start Records provided

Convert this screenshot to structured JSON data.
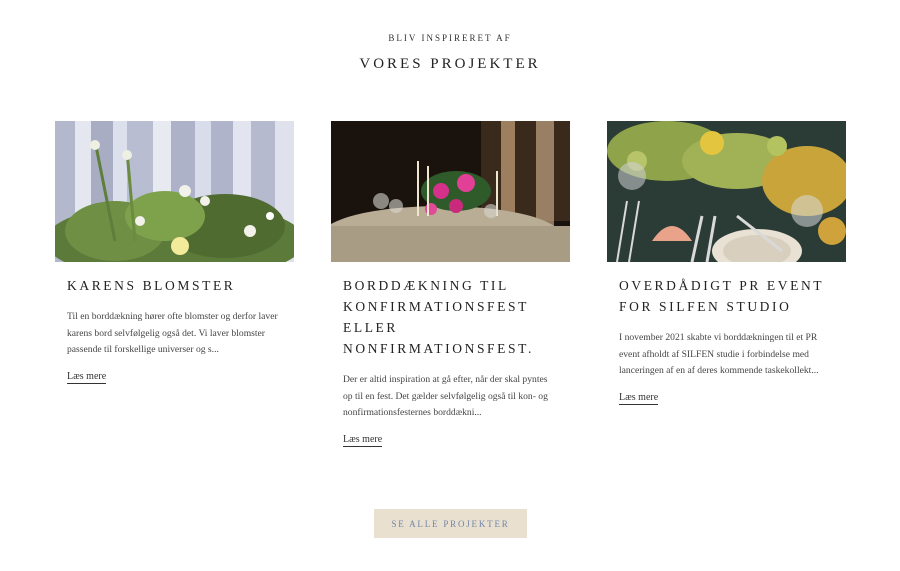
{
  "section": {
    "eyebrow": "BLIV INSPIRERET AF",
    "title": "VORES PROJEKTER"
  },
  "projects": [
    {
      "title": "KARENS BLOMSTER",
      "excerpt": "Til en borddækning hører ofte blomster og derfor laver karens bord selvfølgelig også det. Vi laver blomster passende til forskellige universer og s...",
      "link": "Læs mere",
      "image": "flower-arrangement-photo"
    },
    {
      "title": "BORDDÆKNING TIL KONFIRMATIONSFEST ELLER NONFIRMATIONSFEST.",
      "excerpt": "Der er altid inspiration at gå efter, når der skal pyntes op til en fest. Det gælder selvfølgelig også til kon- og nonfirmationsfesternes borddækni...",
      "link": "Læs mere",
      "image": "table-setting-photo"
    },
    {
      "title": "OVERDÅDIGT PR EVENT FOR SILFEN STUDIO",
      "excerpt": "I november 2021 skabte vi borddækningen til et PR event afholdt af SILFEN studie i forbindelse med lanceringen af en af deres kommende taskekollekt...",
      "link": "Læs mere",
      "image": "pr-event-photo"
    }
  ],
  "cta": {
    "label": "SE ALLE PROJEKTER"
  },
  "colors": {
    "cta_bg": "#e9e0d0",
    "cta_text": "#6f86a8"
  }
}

end Records provided

* What needs to be done *
Every entry must be written out exactly, with all pictures left out.

* Final result *
Convert this screenshot to structured JSON data.
{
  "section": {
    "eyebrow": "BLIV INSPIRERET AF",
    "title": "VORES PROJEKTER"
  },
  "projects": [
    {
      "title": "KARENS BLOMSTER",
      "excerpt": "Til en borddækning hører ofte blomster og derfor laver karens bord selvfølgelig også det. Vi laver blomster passende til forskellige universer og s...",
      "link": "Læs mere",
      "image": "flower-arrangement-photo"
    },
    {
      "title": "BORDDÆKNING TIL KONFIRMATIONSFEST ELLER NONFIRMATIONSFEST.",
      "excerpt": "Der er altid inspiration at gå efter, når der skal pyntes op til en fest. Det gælder selvfølgelig også til kon- og nonfirmationsfesternes borddækni...",
      "link": "Læs mere",
      "image": "table-setting-photo"
    },
    {
      "title": "OVERDÅDIGT PR EVENT FOR SILFEN STUDIO",
      "excerpt": "I november 2021 skabte vi borddækningen til et PR event afholdt af SILFEN studie i forbindelse med lanceringen af en af deres kommende taskekollekt...",
      "link": "Læs mere",
      "image": "pr-event-photo"
    }
  ],
  "cta": {
    "label": "SE ALLE PROJEKTER"
  },
  "colors": {
    "cta_bg": "#e9e0d0",
    "cta_text": "#6f86a8"
  }
}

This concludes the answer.